→ Exercise brief:
Convert the material from its first line up to and including the line containing "rank-number: 5 <box>28 345 74 374</box>" into a numbered list, leaving out any blank lines.
======
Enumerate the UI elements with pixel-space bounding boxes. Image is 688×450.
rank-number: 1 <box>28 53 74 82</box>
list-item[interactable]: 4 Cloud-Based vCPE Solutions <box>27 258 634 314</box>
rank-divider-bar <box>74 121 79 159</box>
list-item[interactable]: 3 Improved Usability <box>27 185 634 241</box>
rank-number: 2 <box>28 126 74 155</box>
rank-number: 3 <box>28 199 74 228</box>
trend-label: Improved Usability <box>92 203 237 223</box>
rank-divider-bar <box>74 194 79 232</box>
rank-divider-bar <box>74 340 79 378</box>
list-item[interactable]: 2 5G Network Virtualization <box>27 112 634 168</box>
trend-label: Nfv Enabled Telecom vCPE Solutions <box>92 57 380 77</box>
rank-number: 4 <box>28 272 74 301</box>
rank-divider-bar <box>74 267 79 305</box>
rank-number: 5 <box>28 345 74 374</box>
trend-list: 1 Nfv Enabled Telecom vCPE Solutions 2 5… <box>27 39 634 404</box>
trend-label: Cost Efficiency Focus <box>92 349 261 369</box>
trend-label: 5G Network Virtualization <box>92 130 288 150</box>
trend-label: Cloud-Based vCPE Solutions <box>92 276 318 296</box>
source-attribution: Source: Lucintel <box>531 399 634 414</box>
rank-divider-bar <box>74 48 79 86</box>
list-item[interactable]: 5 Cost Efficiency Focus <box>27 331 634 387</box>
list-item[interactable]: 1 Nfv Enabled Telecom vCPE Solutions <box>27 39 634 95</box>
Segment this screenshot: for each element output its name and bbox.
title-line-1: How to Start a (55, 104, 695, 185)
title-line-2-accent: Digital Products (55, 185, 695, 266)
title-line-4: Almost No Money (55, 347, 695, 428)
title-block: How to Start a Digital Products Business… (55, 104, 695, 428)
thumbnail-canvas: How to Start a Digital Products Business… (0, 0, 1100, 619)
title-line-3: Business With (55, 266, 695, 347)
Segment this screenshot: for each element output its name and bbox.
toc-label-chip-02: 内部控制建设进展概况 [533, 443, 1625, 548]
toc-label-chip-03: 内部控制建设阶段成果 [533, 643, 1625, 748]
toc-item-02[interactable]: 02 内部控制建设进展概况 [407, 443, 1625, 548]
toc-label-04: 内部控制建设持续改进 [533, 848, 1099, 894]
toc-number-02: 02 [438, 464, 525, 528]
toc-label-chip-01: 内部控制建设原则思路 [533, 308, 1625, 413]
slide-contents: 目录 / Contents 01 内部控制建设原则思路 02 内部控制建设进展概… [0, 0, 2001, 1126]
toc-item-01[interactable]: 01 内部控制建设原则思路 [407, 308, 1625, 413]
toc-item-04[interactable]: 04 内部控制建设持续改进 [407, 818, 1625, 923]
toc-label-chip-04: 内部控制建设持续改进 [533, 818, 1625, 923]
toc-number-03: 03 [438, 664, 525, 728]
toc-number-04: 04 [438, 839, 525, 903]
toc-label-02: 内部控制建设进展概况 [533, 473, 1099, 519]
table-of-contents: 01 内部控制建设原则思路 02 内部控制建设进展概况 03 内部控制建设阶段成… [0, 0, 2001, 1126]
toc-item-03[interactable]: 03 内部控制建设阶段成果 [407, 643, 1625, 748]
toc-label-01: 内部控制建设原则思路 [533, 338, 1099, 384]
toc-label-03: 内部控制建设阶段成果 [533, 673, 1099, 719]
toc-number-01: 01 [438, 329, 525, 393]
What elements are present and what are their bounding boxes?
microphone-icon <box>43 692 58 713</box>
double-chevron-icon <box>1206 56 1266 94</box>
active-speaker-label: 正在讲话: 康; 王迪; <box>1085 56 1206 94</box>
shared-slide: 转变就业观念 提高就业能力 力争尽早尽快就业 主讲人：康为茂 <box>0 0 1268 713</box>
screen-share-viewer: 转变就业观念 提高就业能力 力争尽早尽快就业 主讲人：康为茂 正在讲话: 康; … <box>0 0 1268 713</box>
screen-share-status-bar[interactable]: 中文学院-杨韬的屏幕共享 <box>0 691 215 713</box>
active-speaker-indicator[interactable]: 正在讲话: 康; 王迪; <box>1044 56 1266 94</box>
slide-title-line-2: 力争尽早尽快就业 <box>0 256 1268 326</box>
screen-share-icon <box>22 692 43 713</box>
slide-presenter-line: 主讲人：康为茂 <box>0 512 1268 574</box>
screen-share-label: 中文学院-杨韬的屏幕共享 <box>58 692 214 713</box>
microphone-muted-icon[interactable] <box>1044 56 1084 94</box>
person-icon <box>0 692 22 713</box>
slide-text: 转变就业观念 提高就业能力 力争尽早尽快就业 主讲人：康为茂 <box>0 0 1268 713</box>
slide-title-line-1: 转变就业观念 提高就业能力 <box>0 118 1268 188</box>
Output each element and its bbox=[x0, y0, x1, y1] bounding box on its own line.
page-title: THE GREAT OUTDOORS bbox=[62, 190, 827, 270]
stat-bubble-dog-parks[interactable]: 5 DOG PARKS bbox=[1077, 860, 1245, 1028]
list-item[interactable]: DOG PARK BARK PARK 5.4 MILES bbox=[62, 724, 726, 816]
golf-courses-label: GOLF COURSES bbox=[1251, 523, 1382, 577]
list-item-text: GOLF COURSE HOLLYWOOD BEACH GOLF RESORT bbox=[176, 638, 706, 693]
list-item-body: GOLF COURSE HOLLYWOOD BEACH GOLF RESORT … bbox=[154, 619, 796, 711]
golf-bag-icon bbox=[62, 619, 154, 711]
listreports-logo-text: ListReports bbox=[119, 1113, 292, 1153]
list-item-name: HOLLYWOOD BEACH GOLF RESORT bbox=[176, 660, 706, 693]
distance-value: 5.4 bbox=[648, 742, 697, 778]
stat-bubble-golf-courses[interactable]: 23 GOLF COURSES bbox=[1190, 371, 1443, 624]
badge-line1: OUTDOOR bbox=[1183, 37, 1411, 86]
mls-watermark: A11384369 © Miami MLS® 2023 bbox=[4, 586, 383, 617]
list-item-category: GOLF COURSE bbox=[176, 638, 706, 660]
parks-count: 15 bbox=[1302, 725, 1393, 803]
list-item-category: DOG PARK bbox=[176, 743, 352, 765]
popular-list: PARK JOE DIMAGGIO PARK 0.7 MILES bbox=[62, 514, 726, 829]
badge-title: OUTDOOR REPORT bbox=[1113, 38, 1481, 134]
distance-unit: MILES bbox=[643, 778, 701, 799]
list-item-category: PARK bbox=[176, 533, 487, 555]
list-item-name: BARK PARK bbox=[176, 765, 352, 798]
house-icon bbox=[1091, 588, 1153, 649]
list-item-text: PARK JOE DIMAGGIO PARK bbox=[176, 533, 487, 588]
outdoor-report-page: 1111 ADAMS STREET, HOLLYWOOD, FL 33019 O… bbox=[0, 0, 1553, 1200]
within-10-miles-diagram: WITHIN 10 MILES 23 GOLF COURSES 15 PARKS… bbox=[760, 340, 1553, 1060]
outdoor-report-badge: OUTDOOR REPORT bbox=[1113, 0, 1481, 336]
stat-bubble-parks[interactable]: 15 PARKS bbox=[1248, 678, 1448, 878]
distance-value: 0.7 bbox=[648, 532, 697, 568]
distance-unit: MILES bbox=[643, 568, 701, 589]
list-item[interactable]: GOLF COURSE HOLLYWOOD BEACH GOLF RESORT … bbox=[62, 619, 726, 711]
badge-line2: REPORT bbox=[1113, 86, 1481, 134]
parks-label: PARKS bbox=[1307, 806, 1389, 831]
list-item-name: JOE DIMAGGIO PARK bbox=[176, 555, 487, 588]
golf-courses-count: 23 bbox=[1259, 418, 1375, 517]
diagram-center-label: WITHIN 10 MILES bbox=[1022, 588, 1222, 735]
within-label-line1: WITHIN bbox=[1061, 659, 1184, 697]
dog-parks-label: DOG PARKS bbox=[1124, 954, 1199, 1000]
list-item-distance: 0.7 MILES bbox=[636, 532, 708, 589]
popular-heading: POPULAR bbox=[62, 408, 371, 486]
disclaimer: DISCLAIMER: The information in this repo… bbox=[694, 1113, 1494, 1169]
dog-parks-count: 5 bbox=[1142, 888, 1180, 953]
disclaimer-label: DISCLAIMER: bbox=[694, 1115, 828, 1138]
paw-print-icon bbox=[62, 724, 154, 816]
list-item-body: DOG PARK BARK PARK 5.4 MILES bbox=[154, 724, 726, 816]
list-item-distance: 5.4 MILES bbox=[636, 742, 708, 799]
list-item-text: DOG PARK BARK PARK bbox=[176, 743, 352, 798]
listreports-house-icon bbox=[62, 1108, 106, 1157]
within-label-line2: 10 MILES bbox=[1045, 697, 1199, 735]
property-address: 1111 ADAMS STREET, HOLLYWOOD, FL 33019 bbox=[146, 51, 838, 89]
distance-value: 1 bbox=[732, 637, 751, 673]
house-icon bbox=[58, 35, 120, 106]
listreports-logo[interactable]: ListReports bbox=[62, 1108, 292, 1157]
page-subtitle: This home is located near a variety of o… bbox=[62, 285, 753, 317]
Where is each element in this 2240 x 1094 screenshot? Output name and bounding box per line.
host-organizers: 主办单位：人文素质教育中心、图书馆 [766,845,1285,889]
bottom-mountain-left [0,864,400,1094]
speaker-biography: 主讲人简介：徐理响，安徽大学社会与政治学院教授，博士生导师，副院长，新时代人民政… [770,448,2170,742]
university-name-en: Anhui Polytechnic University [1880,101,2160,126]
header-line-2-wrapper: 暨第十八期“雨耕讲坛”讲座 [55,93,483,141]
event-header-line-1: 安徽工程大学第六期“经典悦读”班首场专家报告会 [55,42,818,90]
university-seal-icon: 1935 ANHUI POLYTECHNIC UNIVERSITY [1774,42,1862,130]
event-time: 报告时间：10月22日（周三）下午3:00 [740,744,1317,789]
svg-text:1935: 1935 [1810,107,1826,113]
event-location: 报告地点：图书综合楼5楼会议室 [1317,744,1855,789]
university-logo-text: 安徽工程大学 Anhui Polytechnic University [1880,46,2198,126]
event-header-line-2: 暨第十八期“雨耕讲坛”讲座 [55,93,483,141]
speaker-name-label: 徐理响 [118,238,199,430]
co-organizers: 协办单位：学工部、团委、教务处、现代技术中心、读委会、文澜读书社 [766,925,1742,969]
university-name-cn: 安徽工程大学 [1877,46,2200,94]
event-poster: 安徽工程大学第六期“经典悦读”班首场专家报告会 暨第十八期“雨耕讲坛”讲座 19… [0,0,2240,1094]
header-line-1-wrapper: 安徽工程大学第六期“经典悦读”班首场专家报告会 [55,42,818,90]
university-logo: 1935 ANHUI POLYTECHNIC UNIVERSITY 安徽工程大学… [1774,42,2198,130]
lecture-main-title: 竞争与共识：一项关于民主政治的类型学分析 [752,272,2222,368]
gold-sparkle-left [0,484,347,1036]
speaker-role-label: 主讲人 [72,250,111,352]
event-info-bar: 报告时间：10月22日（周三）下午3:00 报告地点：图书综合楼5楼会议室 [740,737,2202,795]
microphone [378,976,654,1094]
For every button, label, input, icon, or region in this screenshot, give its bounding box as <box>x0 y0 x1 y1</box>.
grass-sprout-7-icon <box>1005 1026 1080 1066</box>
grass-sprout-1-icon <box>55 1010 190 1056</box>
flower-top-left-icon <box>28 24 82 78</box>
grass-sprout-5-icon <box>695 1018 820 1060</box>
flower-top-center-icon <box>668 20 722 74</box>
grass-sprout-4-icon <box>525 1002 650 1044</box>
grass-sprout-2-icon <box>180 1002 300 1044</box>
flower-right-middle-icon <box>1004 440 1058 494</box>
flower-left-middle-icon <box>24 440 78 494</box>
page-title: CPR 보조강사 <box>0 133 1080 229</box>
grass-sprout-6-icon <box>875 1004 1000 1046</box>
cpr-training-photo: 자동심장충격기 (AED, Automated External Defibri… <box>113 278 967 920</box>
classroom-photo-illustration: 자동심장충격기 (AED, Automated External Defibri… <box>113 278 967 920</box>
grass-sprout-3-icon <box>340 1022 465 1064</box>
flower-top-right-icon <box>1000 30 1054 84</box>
======
→ Response to the task:
1. Enumerate the UI elements with pixel-space bounding boxes. Image is 688×450.
2. rank-number: 1 <box>28 53 74 82</box>
3. list-item[interactable]: 4 Cloud-Based vCPE Solutions <box>27 258 634 314</box>
4. rank-divider-bar <box>74 121 79 159</box>
5. list-item[interactable]: 3 Improved Usability <box>27 185 634 241</box>
6. rank-number: 2 <box>28 126 74 155</box>
7. rank-number: 3 <box>28 199 74 228</box>
8. trend-label: Improved Usability <box>92 203 237 223</box>
9. rank-divider-bar <box>74 194 79 232</box>
10. rank-divider-bar <box>74 340 79 378</box>
11. list-item[interactable]: 2 5G Network Virtualization <box>27 112 634 168</box>
12. trend-label: Nfv Enabled Telecom vCPE Solutions <box>92 57 380 77</box>
13. rank-number: 4 <box>28 272 74 301</box>
14. rank-divider-bar <box>74 267 79 305</box>
15. rank-number: 5 <box>28 345 74 374</box>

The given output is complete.